**Your instructions:** Wherever the word "Vehicles" turns up in a line of the entries, copy that line.

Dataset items
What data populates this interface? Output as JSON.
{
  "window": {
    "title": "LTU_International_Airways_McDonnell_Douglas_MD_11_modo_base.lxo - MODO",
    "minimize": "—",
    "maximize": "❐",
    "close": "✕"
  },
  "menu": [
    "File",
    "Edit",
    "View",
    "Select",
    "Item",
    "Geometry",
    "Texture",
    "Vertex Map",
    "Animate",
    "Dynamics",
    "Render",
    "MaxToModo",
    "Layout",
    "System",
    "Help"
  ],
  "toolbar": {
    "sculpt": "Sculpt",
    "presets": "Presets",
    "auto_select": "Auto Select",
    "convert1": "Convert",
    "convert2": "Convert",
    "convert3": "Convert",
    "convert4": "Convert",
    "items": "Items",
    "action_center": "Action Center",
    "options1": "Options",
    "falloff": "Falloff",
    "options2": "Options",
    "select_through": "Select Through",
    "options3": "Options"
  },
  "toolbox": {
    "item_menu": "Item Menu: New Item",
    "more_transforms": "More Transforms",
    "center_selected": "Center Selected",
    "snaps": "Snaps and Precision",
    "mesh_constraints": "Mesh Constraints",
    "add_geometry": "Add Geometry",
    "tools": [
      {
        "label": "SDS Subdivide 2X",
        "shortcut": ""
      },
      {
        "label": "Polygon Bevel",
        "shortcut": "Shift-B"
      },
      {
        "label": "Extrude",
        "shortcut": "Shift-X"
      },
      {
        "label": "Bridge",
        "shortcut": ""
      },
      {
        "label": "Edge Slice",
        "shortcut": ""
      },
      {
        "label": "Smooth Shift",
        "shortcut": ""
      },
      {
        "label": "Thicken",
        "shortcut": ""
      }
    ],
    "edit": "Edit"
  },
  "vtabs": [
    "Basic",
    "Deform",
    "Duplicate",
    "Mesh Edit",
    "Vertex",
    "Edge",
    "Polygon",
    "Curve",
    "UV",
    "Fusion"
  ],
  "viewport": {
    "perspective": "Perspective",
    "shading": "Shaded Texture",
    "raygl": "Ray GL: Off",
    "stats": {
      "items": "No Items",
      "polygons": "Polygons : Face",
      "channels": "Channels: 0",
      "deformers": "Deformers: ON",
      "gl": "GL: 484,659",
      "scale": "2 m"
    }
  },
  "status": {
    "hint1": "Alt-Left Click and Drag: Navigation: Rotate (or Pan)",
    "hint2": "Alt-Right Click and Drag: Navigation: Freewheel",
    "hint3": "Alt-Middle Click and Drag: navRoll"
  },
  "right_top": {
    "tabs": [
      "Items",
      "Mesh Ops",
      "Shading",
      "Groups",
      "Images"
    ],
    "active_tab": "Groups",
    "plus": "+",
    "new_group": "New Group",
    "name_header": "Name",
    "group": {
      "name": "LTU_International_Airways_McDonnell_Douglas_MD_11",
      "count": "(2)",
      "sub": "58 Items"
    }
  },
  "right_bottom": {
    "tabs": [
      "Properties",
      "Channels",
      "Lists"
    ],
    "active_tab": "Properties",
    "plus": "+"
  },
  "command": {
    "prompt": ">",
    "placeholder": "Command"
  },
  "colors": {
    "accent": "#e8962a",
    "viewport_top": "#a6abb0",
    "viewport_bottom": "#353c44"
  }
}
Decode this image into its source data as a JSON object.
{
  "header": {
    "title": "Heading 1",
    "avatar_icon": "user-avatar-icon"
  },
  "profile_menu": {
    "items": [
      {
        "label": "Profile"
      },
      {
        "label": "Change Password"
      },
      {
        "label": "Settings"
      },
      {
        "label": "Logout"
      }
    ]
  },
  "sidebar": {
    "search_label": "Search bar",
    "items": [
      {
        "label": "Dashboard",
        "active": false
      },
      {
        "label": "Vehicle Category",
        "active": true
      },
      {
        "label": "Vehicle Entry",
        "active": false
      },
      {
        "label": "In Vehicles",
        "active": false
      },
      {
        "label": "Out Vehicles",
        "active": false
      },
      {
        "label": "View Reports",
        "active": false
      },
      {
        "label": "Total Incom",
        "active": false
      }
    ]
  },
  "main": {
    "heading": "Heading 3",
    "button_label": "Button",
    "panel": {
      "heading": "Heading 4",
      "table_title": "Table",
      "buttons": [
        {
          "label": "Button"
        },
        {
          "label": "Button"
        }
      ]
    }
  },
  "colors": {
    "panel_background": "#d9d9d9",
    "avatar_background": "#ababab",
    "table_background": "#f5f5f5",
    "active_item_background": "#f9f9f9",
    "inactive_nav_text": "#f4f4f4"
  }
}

**Completed exercise:**
        "label": "In Vehicles",
        "label": "Out Vehicles",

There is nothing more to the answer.